Begin

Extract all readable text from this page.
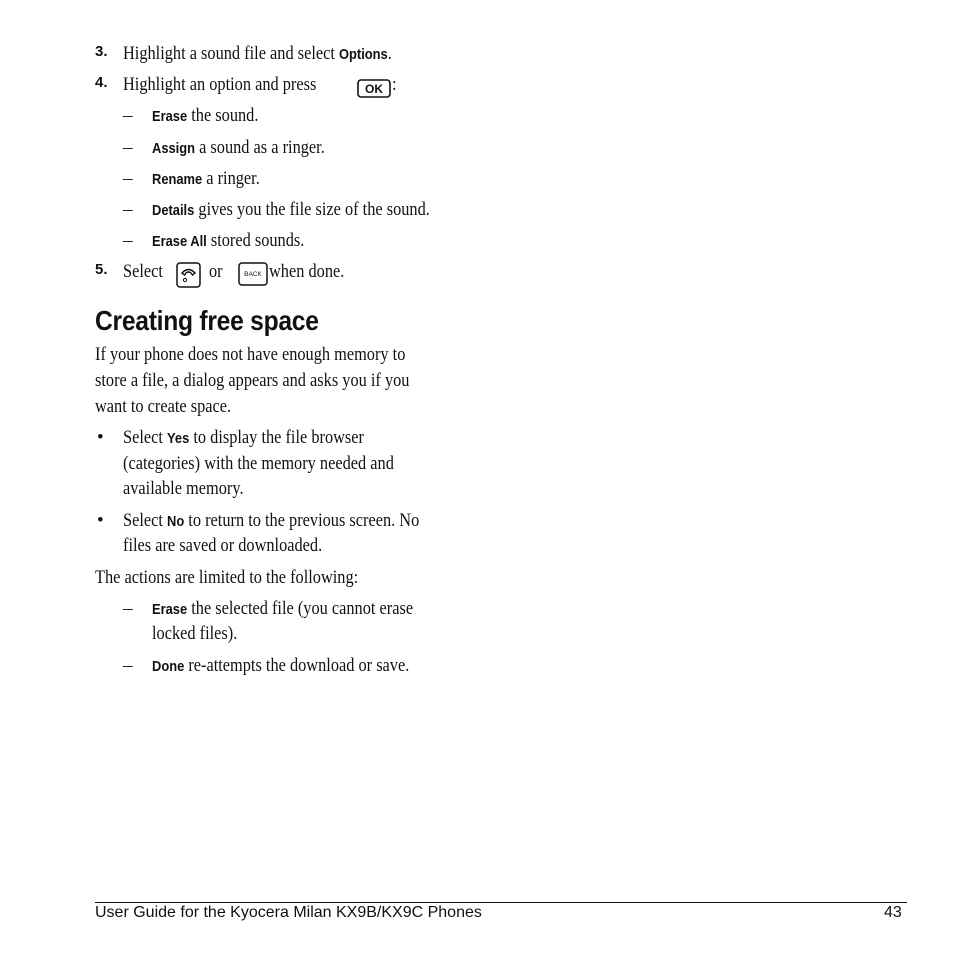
3. Highlight a sound file and select Options.
4. Highlight an option and press	OK :
– Erase the sound.
– Assign a sound as a ringer.
– Rename a ringer.
– Details gives you the file size of the sound.
– Erase All stored sounds.
5. Select	or	BACK when done.
Creating free space
If your phone does not have enough memory to
store a file, a dialog appears and asks you if you
want to create space.
• Select Yes to display the file browser
(categories) with the memory needed and
available memory.
• Select No to return to the previous screen. No
files are saved or downloaded.
The actions are limited to the following:
– Erase the selected file (you cannot erase
locked files).
– Done re-attempts the download or save.
User Guide for the Kyocera Milan KX9B/KX9C Phones	43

End

▸ **STATED GOAL**
Pictures in the records should not appear in your copy, but everything else must be transcribed exactly.

▸ **EXERCISE RESULT**
Extract all readable text from this page.
3. Highlight a sound file and select Options.
4. Highlight an option and press	OK :
– Erase the sound.
– Assign a sound as a ringer.
– Rename a ringer.
– Details gives you the file size of the sound.
– Erase All stored sounds.
5. Select	or	BACK when done.
Creating free space
If your phone does not have enough memory to
store a file, a dialog appears and asks you if you
want to create space.
• Select Yes to display the file browser
(categories) with the memory needed and
available memory.
• Select No to return to the previous screen. No
files are saved or downloaded.
The actions are limited to the following:
– Erase the selected file (you cannot erase
locked files).
– Done re-attempts the download or save.
User Guide for the Kyocera Milan KX9B/KX9C Phones	43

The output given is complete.